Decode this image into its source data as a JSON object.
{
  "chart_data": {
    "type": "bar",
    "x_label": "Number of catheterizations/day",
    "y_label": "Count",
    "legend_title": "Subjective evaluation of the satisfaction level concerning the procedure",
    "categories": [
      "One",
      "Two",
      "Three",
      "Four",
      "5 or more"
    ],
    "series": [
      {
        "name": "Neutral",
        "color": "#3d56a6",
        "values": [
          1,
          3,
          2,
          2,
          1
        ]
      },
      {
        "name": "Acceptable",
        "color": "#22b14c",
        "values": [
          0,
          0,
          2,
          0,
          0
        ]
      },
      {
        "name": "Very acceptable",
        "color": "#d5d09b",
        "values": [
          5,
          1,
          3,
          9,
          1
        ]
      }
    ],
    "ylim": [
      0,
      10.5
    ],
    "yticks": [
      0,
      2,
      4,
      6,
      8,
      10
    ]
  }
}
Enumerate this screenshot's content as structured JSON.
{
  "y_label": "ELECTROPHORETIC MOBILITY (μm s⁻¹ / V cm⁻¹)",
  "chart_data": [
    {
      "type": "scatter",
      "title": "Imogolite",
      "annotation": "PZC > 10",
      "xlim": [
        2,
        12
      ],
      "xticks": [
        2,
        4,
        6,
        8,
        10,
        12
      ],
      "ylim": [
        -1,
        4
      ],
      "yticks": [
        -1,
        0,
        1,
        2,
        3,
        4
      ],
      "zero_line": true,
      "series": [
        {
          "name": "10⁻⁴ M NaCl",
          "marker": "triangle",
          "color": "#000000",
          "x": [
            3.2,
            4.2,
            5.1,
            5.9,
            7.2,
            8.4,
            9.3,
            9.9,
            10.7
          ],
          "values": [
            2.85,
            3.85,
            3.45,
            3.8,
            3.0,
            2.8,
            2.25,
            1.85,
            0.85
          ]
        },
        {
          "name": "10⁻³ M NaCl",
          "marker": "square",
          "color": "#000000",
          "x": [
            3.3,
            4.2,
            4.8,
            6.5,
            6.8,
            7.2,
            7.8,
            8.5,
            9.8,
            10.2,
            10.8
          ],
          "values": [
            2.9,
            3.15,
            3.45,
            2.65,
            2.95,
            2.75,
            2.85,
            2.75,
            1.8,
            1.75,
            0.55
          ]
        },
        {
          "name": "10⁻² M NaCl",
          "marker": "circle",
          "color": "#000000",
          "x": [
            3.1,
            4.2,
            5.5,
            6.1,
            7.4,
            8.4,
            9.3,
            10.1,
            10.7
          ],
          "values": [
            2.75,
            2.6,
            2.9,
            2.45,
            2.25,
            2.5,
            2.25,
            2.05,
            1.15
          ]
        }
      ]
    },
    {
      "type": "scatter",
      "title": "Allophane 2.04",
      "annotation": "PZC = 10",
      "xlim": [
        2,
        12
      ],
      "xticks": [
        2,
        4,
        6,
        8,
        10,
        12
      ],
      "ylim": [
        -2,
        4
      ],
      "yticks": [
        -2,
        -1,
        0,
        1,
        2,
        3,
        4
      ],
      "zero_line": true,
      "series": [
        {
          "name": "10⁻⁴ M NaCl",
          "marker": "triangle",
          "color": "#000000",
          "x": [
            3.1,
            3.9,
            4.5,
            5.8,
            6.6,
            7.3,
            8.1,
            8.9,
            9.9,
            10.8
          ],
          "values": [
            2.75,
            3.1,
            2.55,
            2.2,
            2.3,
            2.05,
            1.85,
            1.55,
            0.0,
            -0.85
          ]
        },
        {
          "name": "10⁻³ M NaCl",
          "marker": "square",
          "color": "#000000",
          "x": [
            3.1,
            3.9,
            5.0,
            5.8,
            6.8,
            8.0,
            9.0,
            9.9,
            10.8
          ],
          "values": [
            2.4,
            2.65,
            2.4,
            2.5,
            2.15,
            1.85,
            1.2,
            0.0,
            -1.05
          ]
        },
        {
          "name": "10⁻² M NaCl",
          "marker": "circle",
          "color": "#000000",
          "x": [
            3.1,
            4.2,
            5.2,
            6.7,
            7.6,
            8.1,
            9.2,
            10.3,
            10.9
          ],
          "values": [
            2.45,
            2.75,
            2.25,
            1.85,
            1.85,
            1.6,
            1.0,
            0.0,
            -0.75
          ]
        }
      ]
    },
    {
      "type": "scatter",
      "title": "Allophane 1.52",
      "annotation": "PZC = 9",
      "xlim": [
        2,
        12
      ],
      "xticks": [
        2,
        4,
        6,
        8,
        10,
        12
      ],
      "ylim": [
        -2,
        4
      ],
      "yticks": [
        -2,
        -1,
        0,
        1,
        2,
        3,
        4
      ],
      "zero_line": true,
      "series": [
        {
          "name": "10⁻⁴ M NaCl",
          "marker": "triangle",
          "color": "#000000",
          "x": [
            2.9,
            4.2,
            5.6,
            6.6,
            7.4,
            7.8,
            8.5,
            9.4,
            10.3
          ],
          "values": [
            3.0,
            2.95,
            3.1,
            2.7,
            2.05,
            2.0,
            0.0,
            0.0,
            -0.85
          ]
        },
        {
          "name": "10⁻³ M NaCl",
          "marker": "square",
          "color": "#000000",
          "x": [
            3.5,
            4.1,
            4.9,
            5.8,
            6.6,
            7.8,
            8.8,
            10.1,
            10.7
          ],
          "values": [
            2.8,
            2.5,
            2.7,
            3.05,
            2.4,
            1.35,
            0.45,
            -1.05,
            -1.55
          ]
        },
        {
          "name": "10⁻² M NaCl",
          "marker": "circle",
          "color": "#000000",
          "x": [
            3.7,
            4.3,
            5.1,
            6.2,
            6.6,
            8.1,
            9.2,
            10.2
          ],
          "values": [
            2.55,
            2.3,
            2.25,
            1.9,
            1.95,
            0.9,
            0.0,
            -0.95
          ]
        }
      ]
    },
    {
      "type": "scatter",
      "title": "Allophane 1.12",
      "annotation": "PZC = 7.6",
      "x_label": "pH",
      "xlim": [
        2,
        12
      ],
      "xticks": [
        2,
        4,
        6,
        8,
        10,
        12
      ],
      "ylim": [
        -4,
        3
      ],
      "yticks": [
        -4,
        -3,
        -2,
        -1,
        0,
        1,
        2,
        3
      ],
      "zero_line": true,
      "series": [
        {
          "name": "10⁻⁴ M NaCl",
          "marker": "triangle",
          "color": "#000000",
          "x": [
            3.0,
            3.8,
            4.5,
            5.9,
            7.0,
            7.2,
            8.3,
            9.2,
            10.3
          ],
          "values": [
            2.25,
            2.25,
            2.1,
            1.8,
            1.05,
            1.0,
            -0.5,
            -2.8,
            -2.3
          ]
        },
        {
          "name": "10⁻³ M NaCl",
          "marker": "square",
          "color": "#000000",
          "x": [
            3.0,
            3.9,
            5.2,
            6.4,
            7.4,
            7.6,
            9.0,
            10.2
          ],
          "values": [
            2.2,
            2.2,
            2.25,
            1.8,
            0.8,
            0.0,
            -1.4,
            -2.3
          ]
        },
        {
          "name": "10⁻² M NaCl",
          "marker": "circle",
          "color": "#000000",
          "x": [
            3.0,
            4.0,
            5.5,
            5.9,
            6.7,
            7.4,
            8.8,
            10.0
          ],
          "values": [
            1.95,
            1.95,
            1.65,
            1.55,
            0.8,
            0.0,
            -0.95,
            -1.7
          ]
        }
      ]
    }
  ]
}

---------------

- **Problem to work on**
Copy each line of the records above that carries the word "Allophane".

- **Answer for this exercise**
      "title": "Allophane 2.04",
      "title": "Allophane 1.52",
      "title": "Allophane 1.12",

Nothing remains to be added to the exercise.